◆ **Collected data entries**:
|---|
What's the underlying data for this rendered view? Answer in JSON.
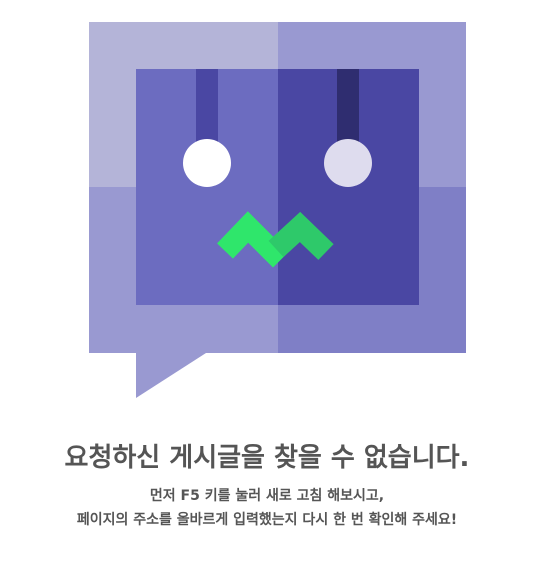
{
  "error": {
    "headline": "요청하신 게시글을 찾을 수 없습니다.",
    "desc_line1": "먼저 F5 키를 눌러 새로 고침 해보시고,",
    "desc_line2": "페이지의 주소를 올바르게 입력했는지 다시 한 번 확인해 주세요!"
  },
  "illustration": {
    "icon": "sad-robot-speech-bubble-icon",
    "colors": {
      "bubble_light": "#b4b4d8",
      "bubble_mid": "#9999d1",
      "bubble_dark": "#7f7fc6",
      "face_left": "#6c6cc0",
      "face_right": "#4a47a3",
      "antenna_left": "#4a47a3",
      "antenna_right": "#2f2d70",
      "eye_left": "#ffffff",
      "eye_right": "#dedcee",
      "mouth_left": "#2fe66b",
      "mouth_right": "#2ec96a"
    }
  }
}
|---|
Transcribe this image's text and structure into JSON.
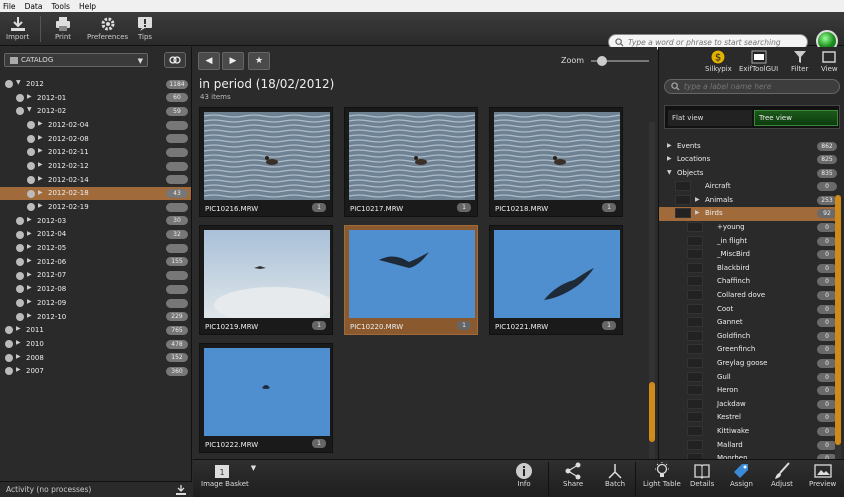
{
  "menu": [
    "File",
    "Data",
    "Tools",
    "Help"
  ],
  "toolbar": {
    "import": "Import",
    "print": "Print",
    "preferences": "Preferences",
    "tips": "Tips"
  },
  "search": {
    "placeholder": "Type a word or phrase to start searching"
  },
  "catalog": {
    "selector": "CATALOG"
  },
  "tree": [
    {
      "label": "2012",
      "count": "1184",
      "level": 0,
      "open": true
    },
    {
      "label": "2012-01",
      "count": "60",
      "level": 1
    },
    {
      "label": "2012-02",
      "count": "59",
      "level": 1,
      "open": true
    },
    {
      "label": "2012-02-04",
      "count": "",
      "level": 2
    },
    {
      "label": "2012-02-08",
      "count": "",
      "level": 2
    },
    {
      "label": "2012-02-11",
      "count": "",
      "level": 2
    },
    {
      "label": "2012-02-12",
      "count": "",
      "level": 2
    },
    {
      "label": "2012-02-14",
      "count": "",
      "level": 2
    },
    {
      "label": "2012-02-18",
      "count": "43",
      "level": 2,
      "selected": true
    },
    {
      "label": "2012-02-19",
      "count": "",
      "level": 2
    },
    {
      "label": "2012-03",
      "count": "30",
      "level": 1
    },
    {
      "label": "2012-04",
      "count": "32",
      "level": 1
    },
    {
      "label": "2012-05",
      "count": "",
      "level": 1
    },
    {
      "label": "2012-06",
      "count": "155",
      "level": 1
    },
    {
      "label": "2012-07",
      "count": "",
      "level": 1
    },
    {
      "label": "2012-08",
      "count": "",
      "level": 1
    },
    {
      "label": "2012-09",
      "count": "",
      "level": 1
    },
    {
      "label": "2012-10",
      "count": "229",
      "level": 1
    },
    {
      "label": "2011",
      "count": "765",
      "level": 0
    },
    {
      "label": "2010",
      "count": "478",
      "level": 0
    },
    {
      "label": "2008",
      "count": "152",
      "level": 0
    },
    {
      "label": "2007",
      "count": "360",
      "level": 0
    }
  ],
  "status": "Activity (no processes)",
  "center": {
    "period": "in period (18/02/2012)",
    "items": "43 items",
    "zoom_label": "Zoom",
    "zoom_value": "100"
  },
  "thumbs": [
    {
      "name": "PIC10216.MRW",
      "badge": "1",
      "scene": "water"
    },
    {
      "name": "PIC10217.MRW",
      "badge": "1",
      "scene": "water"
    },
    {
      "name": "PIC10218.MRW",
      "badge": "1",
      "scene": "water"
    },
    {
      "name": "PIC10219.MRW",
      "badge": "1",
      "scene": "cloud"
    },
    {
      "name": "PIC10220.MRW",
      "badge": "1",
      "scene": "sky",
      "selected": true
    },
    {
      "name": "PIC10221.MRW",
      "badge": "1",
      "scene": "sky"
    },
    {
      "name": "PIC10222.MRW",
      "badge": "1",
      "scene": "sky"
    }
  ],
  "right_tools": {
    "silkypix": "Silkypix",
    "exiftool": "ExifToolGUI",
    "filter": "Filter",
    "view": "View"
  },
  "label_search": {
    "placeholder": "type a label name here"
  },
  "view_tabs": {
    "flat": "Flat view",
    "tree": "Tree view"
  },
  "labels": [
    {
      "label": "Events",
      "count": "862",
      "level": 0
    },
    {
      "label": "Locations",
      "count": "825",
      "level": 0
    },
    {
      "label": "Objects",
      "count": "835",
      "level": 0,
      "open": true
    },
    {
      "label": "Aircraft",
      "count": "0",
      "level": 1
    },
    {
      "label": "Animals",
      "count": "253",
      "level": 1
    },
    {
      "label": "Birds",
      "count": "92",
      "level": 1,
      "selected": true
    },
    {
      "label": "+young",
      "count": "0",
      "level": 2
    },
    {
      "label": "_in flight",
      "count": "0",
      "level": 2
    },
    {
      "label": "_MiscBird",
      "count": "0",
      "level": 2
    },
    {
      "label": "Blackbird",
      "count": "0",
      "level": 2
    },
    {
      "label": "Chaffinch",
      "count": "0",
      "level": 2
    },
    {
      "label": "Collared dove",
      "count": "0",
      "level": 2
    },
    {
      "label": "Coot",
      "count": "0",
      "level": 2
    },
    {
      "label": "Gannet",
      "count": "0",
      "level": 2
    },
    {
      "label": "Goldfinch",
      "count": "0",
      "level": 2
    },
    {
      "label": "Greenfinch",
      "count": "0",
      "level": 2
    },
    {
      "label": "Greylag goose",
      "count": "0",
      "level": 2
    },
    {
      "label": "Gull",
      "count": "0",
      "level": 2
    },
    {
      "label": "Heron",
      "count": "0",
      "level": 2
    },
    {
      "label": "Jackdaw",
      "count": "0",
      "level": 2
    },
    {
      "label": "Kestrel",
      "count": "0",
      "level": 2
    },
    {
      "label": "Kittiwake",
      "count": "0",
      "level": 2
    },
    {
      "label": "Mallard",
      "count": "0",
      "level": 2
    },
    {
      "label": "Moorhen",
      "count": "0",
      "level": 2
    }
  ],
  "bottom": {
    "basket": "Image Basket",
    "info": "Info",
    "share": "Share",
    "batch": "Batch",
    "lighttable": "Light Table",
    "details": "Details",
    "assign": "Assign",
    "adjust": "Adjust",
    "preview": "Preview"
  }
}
|---|
◆ **THE PROBLEM**:
In the entries above, identify every line with the word "JSON". Copy those lines.

◆ **COMPLETE RESPONSE**:
What's the underlying data for this rendered view? Answer in JSON.
Transcribe this image's text and structure into JSON.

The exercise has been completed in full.